#### [INPUT MATERIAL]
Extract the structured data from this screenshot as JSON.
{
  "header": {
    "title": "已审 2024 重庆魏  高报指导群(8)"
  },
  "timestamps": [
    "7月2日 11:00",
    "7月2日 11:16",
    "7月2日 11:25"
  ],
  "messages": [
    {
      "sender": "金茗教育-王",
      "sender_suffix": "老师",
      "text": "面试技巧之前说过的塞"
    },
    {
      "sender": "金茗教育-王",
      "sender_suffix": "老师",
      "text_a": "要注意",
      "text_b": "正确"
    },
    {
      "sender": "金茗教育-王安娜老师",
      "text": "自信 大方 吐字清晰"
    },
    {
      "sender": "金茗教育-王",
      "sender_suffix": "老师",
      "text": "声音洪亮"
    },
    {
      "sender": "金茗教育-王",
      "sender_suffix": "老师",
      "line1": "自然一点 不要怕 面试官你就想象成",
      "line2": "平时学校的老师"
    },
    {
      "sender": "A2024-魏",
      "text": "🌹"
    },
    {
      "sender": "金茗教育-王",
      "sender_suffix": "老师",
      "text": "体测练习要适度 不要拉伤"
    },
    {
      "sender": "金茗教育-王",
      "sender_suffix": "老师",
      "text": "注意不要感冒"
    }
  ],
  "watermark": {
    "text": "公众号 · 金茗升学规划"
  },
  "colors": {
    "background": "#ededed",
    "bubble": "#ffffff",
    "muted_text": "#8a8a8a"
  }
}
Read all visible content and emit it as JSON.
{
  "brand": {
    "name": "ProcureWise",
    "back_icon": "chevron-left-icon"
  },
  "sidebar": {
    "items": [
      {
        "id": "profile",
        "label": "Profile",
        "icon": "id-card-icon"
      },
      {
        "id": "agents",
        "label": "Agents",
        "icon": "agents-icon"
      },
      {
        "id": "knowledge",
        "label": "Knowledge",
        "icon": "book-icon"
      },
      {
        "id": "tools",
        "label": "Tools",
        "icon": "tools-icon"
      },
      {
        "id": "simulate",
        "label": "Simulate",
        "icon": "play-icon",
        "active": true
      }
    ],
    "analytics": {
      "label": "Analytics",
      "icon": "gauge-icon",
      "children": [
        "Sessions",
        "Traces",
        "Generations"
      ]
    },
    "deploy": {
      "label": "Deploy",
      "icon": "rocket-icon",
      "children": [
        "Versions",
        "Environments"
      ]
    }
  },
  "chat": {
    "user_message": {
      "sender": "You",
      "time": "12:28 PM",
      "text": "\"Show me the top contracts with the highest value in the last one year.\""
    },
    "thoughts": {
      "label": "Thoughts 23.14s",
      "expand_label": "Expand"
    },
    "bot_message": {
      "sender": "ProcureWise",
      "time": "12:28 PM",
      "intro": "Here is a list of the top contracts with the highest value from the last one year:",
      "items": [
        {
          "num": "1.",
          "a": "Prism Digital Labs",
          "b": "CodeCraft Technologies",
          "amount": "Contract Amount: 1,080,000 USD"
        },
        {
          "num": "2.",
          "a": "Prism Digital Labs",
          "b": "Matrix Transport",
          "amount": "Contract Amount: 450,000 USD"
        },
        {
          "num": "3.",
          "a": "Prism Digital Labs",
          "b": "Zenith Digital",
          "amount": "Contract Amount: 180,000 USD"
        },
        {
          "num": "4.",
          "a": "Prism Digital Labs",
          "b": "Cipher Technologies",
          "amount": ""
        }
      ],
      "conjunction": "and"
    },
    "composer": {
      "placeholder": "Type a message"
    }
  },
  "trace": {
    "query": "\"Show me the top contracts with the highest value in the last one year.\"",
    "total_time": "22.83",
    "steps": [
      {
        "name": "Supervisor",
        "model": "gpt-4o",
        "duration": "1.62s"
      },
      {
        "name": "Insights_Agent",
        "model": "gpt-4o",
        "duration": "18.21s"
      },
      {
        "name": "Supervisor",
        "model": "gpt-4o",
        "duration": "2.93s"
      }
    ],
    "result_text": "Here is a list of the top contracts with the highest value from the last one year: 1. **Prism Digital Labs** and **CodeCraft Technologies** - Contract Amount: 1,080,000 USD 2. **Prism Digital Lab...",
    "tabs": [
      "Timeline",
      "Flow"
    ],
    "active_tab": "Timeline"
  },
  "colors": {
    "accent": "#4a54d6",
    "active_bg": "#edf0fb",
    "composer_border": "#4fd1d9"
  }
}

#### [EXERCISE REQUIREMENTS]
Of the lines in this listing, report how many contain the string "name", and give the number only.

#### [RESULT OF THIS TASK]
4